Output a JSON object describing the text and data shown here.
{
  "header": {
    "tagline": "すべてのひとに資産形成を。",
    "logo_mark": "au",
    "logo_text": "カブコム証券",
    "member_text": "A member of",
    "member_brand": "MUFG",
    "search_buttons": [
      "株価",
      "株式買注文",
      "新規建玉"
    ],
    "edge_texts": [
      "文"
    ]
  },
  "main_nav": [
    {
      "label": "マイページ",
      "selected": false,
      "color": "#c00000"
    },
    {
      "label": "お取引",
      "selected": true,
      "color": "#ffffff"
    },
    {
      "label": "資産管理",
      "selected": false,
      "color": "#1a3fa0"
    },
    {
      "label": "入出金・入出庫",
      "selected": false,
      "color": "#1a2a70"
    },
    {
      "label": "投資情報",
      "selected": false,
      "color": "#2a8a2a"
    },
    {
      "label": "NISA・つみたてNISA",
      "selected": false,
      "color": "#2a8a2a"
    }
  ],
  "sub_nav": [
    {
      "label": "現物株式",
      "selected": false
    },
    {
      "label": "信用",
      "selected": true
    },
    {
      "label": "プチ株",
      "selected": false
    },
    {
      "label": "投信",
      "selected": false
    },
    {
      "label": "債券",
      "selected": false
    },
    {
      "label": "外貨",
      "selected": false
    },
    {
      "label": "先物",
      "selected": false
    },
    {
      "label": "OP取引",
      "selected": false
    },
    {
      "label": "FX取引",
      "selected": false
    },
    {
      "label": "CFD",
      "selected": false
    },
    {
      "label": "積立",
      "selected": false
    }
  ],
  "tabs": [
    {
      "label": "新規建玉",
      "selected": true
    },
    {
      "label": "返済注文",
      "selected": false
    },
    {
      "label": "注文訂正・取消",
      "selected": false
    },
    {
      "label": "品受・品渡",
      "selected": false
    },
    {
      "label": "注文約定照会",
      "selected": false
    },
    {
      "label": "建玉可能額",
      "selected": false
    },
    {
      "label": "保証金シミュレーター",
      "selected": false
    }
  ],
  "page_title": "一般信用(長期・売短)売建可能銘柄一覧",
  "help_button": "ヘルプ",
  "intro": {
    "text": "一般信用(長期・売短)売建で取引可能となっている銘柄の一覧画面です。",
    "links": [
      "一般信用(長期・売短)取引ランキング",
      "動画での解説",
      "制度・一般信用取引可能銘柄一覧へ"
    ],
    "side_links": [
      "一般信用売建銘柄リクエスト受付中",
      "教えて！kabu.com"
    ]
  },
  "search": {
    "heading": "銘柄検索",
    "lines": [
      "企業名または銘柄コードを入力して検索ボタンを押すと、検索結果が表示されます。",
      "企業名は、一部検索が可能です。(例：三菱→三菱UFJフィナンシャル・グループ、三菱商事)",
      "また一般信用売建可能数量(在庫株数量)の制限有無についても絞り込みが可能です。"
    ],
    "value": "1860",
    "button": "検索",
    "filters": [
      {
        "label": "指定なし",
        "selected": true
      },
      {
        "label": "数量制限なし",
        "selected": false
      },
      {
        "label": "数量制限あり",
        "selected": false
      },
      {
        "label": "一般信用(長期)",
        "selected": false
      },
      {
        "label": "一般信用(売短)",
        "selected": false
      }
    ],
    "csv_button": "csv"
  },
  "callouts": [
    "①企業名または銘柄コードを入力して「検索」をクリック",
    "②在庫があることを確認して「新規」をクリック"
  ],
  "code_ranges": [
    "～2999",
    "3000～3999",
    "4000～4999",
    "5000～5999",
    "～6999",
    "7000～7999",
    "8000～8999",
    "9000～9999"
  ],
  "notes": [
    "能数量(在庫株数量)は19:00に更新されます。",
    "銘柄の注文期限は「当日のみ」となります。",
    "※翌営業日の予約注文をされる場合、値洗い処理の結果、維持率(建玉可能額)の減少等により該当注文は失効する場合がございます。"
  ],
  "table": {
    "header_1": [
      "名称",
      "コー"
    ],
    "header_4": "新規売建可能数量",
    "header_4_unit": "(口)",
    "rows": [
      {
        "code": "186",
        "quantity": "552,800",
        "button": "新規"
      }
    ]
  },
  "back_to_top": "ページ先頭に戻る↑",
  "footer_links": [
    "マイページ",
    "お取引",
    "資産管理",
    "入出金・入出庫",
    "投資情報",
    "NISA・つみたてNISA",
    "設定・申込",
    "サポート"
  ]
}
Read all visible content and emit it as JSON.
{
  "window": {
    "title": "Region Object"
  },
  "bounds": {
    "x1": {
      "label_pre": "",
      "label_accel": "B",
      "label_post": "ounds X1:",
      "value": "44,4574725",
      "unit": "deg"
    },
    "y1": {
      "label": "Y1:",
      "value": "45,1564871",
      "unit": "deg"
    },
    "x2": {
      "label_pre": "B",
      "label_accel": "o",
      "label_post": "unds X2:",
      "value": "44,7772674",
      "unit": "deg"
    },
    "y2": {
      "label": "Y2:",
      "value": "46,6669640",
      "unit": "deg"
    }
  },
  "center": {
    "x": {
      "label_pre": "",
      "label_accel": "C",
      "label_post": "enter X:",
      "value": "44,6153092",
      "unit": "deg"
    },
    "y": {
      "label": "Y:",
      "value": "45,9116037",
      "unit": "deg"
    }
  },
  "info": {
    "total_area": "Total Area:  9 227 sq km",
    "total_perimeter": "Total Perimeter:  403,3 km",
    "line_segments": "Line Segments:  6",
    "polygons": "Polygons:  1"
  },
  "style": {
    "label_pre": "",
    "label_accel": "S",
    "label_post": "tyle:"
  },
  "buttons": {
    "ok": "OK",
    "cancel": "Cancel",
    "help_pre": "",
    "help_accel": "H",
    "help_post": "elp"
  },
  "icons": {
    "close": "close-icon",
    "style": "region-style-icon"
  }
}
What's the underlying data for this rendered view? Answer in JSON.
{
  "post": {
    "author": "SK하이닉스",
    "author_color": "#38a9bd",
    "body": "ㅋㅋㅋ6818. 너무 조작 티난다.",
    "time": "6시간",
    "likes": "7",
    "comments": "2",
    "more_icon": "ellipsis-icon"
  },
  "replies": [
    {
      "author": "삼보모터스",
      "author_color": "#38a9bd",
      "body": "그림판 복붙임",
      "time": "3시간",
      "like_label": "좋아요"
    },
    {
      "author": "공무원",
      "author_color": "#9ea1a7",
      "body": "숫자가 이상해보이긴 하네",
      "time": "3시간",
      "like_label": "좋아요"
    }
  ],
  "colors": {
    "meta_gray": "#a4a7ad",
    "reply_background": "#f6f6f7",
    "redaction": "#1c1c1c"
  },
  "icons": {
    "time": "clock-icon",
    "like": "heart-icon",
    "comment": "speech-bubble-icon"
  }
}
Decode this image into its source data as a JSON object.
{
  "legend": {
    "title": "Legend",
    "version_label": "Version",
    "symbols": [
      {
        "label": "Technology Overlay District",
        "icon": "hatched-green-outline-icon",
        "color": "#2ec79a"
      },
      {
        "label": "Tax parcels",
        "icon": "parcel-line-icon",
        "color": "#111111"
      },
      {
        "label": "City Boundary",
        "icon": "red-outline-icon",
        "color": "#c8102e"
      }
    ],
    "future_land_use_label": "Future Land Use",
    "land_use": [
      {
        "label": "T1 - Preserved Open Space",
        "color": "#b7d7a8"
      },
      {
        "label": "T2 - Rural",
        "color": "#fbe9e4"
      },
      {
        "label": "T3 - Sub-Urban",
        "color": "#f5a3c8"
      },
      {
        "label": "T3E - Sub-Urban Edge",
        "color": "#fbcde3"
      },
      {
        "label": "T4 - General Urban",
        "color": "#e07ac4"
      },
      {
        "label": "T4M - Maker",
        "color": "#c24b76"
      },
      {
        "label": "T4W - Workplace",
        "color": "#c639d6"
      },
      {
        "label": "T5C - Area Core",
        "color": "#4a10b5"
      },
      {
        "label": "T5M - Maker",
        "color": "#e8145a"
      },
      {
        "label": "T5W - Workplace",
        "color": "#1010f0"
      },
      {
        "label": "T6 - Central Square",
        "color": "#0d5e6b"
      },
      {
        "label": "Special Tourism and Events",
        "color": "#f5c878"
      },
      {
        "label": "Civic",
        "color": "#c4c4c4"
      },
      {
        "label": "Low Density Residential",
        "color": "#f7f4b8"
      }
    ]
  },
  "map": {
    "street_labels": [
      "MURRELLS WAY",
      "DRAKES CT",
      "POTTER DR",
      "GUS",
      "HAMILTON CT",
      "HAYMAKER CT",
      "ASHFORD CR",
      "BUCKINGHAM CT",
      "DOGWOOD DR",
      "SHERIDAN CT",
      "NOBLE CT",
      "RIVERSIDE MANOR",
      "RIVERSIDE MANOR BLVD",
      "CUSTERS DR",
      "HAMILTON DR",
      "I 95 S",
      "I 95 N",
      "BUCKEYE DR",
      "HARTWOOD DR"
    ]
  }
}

--------------------------------------------------

Written problem:
Pull out every line containing "outline".

Complete response:
        "icon": "hatched-green-outline-icon",
        "icon": "red-outline-icon",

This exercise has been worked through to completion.